(Rows from a dataset)
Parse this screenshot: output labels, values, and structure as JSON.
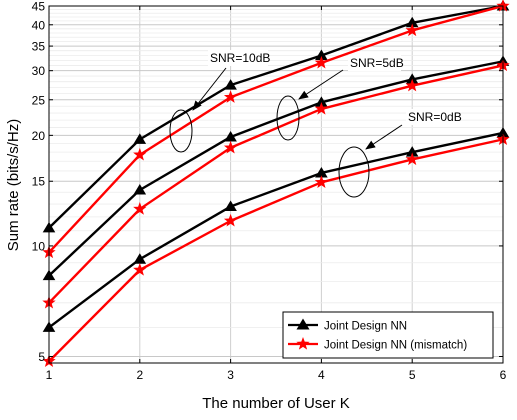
{
  "chart_data": {
    "type": "line",
    "xlabel": "The number of User K",
    "ylabel": "Sum rate (bits/s/Hz)",
    "y_scale": "log",
    "xlim": [
      1,
      6
    ],
    "ylim": [
      4.8,
      45
    ],
    "grid": true,
    "x": [
      1,
      2,
      3,
      4,
      5,
      6
    ],
    "x_ticks": [
      "1",
      "2",
      "3",
      "4",
      "5",
      "6"
    ],
    "y_ticks": [
      5,
      10,
      15,
      20,
      25,
      30,
      35,
      40,
      45
    ],
    "y_tick_labels": [
      "5",
      "10",
      "15",
      "20",
      "25",
      "30",
      "35",
      "40",
      "45"
    ],
    "legend_position": "bottom-right",
    "legend": [
      {
        "label": "Joint Design NN",
        "color": "#000000",
        "marker": "triangle"
      },
      {
        "label": "Joint Design NN (mismatch)",
        "color": "#ff0000",
        "marker": "star"
      }
    ],
    "series": [
      {
        "method": "Joint Design NN",
        "snr": "SNR=10dB",
        "color": "#000000",
        "marker": "triangle",
        "values": [
          11.2,
          19.5,
          27.4,
          33.0,
          40.5,
          45.0
        ]
      },
      {
        "method": "Joint Design NN (mismatch)",
        "snr": "SNR=10dB",
        "color": "#ff0000",
        "marker": "star",
        "values": [
          9.6,
          17.7,
          25.4,
          31.5,
          38.6,
          45.0
        ]
      },
      {
        "method": "Joint Design NN",
        "snr": "SNR=5dB",
        "color": "#000000",
        "marker": "triangle",
        "values": [
          8.3,
          14.2,
          19.8,
          24.6,
          28.4,
          31.8
        ]
      },
      {
        "method": "Joint Design NN (mismatch)",
        "snr": "SNR=5dB",
        "color": "#ff0000",
        "marker": "star",
        "values": [
          7.0,
          12.6,
          18.5,
          23.6,
          27.3,
          31.0
        ]
      },
      {
        "method": "Joint Design NN",
        "snr": "SNR=0dB",
        "color": "#000000",
        "marker": "triangle",
        "values": [
          6.0,
          9.2,
          12.8,
          15.8,
          18.0,
          20.3
        ]
      },
      {
        "method": "Joint Design NN (mismatch)",
        "snr": "SNR=0dB",
        "color": "#ff0000",
        "marker": "star",
        "values": [
          4.85,
          8.6,
          11.7,
          14.9,
          17.2,
          19.5
        ]
      }
    ],
    "annotations": [
      {
        "text": "SNR=10dB",
        "x": 2.45,
        "y": 21.5
      },
      {
        "text": "SNR=5dB",
        "x": 3.65,
        "y": 22.3
      },
      {
        "text": "SNR=0dB",
        "x": 4.4,
        "y": 16.2
      }
    ]
  }
}
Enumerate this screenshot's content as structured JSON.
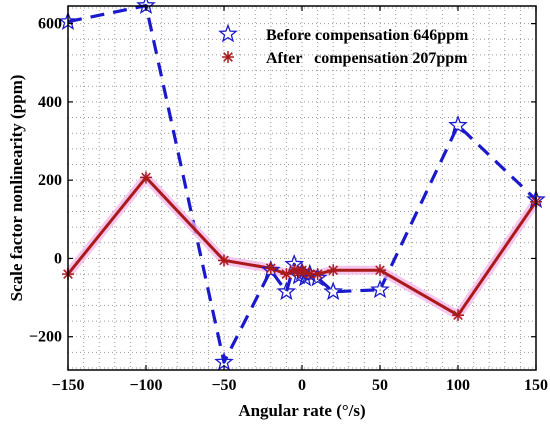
{
  "chart_data": {
    "type": "line",
    "title": "",
    "xlabel": "Angular rate (°/s)",
    "ylabel": "Scale factor nonlinearity (ppm)",
    "xlim": [
      -150,
      150
    ],
    "ylim": [
      -285,
      645
    ],
    "xticks": [
      -150,
      -100,
      -50,
      0,
      50,
      100,
      150
    ],
    "yticks": [
      -200,
      0,
      200,
      400,
      600
    ],
    "grid": true,
    "legend_position": "top-right",
    "series": [
      {
        "name": "Before compensation 646ppm",
        "legend_label": "Before compensation 646ppm",
        "color": "#1a1acc",
        "line_style": "dashed",
        "marker": "star",
        "x": [
          -150,
          -100,
          -50,
          -20,
          -10,
          -5,
          -2,
          0,
          2,
          5,
          10,
          20,
          50,
          100,
          150
        ],
        "y": [
          605,
          646,
          -265,
          -30,
          -85,
          -15,
          -45,
          -35,
          -50,
          -40,
          -50,
          -85,
          -80,
          340,
          150
        ]
      },
      {
        "name": "After compensation 207ppm",
        "legend_label": "After   compensation 207ppm",
        "color": "#aa1a1a",
        "line_style": "solid",
        "marker": "asterisk",
        "x": [
          -150,
          -100,
          -50,
          -20,
          -10,
          -5,
          -2,
          0,
          2,
          5,
          10,
          20,
          50,
          100,
          150
        ],
        "y": [
          -40,
          207,
          -5,
          -25,
          -40,
          -30,
          -35,
          -30,
          -35,
          -40,
          -40,
          -30,
          -30,
          -145,
          145
        ]
      }
    ]
  }
}
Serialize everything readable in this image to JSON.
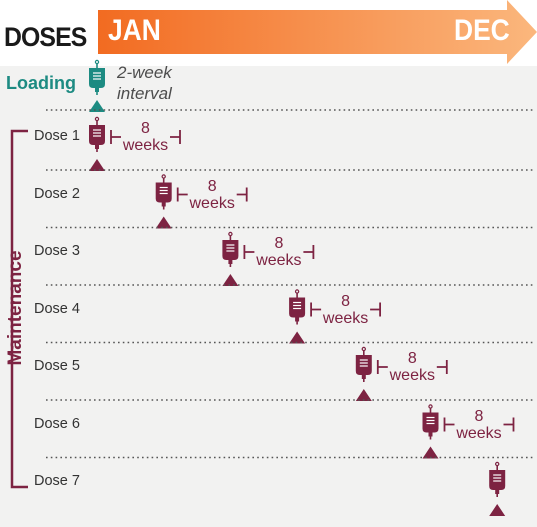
{
  "header": {
    "title": "DOSES",
    "start_month": "JAN",
    "end_month": "DEC",
    "arrow_color_start": "#f26b21",
    "arrow_color_end": "#fbb77d"
  },
  "loading": {
    "label": "Loading",
    "interval_line1": "2-week",
    "interval_line2": "interval",
    "color": "#1d8b82"
  },
  "maintenance": {
    "label": "Maintenance",
    "color": "#7d2342",
    "doses": [
      {
        "label": "Dose 1",
        "gap_weeks": "8",
        "gap_unit": "weeks"
      },
      {
        "label": "Dose 2",
        "gap_weeks": "8",
        "gap_unit": "weeks"
      },
      {
        "label": "Dose 3",
        "gap_weeks": "8",
        "gap_unit": "weeks"
      },
      {
        "label": "Dose 4",
        "gap_weeks": "8",
        "gap_unit": "weeks"
      },
      {
        "label": "Dose 5",
        "gap_weeks": "8",
        "gap_unit": "weeks"
      },
      {
        "label": "Dose 6",
        "gap_weeks": "8",
        "gap_unit": "weeks"
      },
      {
        "label": "Dose 7"
      }
    ]
  }
}
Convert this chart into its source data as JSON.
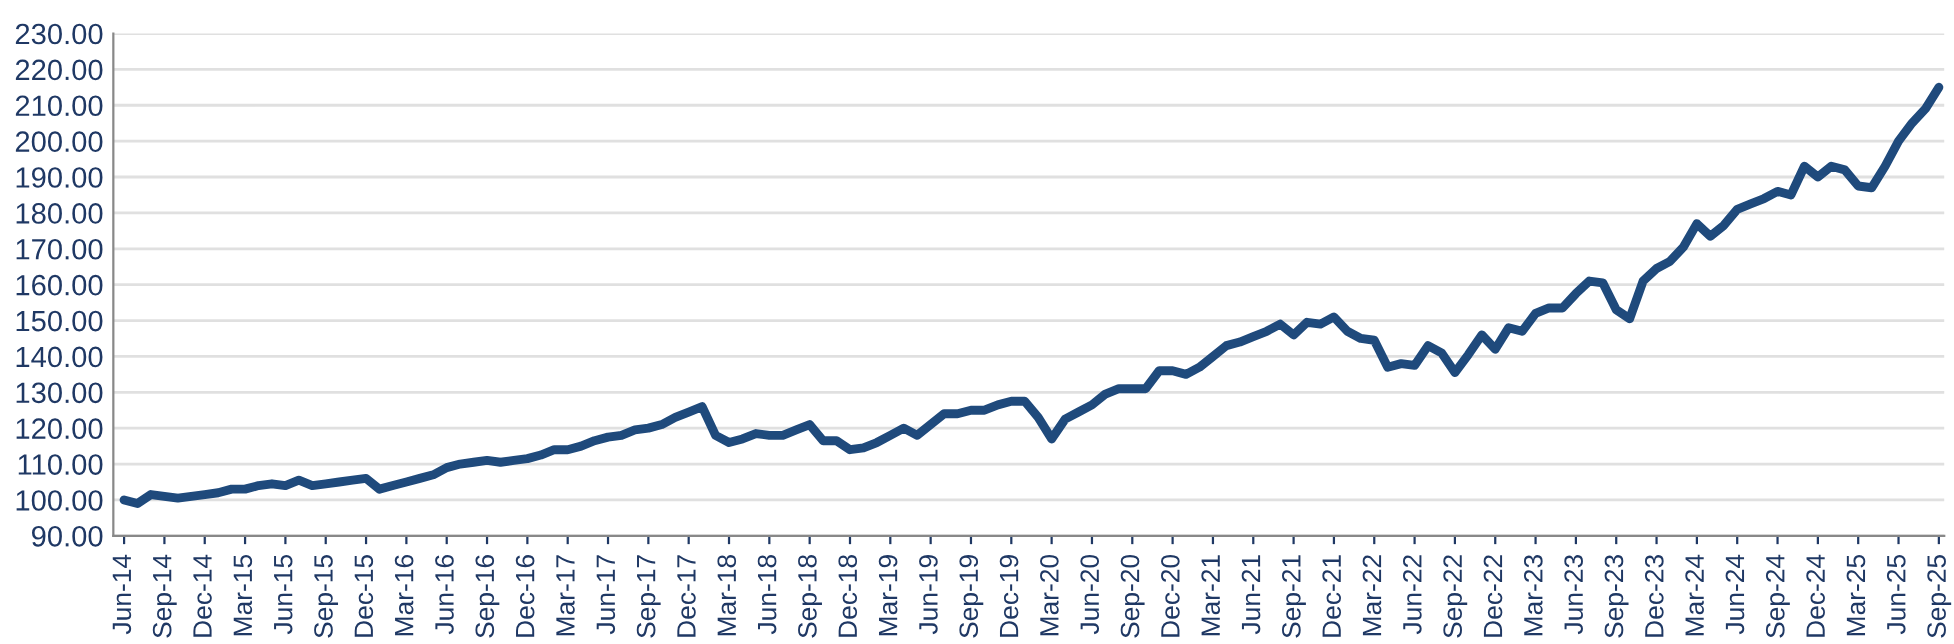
{
  "chart_data": {
    "type": "line",
    "categories": [
      "Jun-14",
      null,
      null,
      "Sep-14",
      null,
      null,
      "Dec-14",
      null,
      null,
      "Mar-15",
      null,
      null,
      "Jun-15",
      null,
      null,
      "Sep-15",
      null,
      null,
      "Dec-15",
      null,
      null,
      "Mar-16",
      null,
      null,
      "Jun-16",
      null,
      null,
      "Sep-16",
      null,
      null,
      "Dec-16",
      null,
      null,
      "Mar-17",
      null,
      null,
      "Jun-17",
      null,
      null,
      "Sep-17",
      null,
      null,
      "Dec-17",
      null,
      null,
      "Mar-18",
      null,
      null,
      "Jun-18",
      null,
      null,
      "Sep-18",
      null,
      null,
      "Dec-18",
      null,
      null,
      "Mar-19",
      null,
      null,
      "Jun-19",
      null,
      null,
      "Sep-19",
      null,
      null,
      "Dec-19",
      null,
      null,
      "Mar-20",
      null,
      null,
      "Jun-20",
      null,
      null,
      "Sep-20",
      null,
      null,
      "Dec-20",
      null,
      null,
      "Mar-21",
      null,
      null,
      "Jun-21",
      null,
      null,
      "Sep-21",
      null,
      null,
      "Dec-21",
      null,
      null,
      "Mar-22",
      null,
      null,
      "Jun-22",
      null,
      null,
      "Sep-22",
      null,
      null,
      "Dec-22",
      null,
      null,
      "Mar-23",
      null,
      null,
      "Jun-23",
      null,
      null,
      "Sep-23",
      null,
      null,
      "Dec-23",
      null,
      null,
      "Mar-24",
      null,
      null,
      "Jun-24",
      null,
      null,
      "Sep-24",
      null,
      null,
      "Dec-24",
      null,
      null,
      "Mar-25",
      null,
      null,
      "Jun-25",
      null,
      null,
      "Sep-25"
    ],
    "series": [
      {
        "color": "#1f4a7c",
        "values": [
          100,
          99,
          101.5,
          101,
          100.5,
          101,
          101.5,
          102,
          103,
          103,
          104,
          104.5,
          104,
          105.5,
          104,
          104.5,
          105,
          105.5,
          106,
          103,
          104,
          105,
          106,
          107,
          109,
          110,
          110.5,
          111,
          110.5,
          111,
          111.5,
          112.5,
          114,
          114,
          115,
          116.5,
          117.5,
          118,
          119.5,
          120,
          121,
          123,
          124.5,
          126,
          118,
          116,
          117,
          118.5,
          118,
          118,
          119.5,
          121,
          116.5,
          116.5,
          114,
          114.5,
          116,
          118,
          120,
          118,
          121,
          124,
          124,
          125,
          125,
          126.5,
          127.5,
          127.5,
          123,
          117,
          122.5,
          124.5,
          126.5,
          129.5,
          131,
          131,
          131,
          136,
          136,
          135,
          137,
          140,
          143,
          144,
          145.5,
          147,
          149,
          146,
          149.5,
          149,
          151,
          147,
          145,
          144.5,
          137,
          138,
          137.5,
          143,
          141,
          135.5,
          140.5,
          146,
          142,
          148,
          147,
          152,
          153.5,
          153.5,
          157.5,
          161,
          160.5,
          153,
          150.5,
          161,
          164.5,
          166.5,
          170.5,
          177,
          173.5,
          176.5,
          181,
          182.5,
          184,
          186,
          185,
          193,
          190,
          193,
          192,
          187.5,
          187,
          193,
          200,
          205,
          209,
          215
        ]
      }
    ],
    "ylim": [
      90,
      230
    ],
    "yticks": [
      {
        "value": 90,
        "label": "90.00"
      },
      {
        "value": 100,
        "label": "100.00"
      },
      {
        "value": 110,
        "label": "110.00"
      },
      {
        "value": 120,
        "label": "120.00"
      },
      {
        "value": 130,
        "label": "130.00"
      },
      {
        "value": 140,
        "label": "140.00"
      },
      {
        "value": 150,
        "label": "150.00"
      },
      {
        "value": 160,
        "label": "160.00"
      },
      {
        "value": 170,
        "label": "170.00"
      },
      {
        "value": 180,
        "label": "180.00"
      },
      {
        "value": 190,
        "label": "190.00"
      },
      {
        "value": 200,
        "label": "200.00"
      },
      {
        "value": 210,
        "label": "210.00"
      },
      {
        "value": 220,
        "label": "220.00"
      },
      {
        "value": 230,
        "label": "230.00"
      }
    ],
    "grid": "y",
    "line_style": "solid",
    "marker": "none"
  }
}
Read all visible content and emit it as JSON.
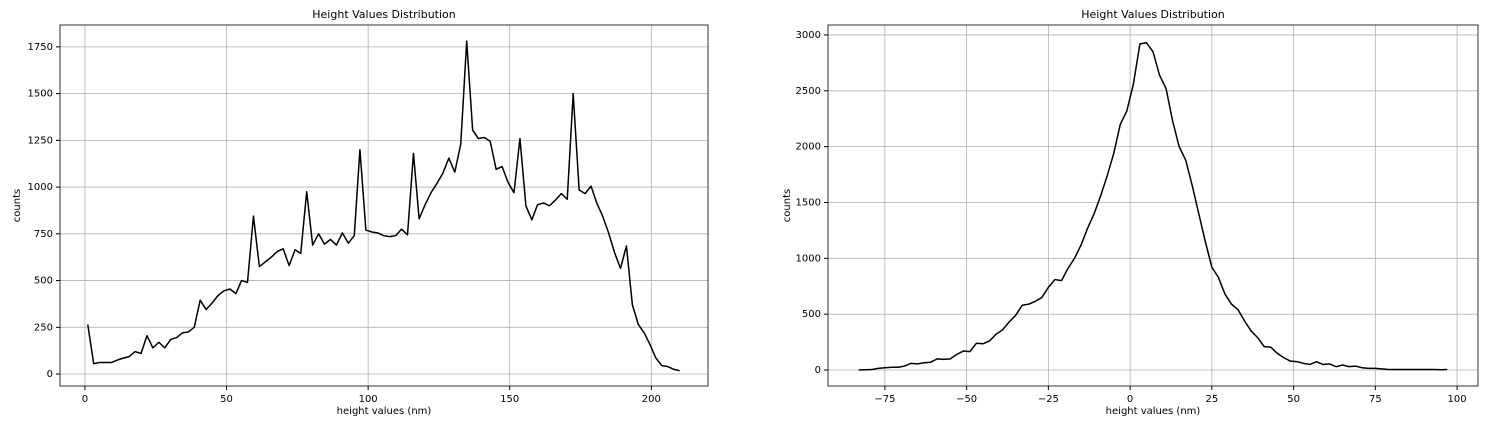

## Work to do
Show each line of the listing that holds the string "compensation".

## Output of the task
        "name": "Before compensation 646ppm",
        "legend_label": "Before compensation 646ppm",
        "name": "After compensation 207ppm",
        "legend_label": "After   compensation 207ppm",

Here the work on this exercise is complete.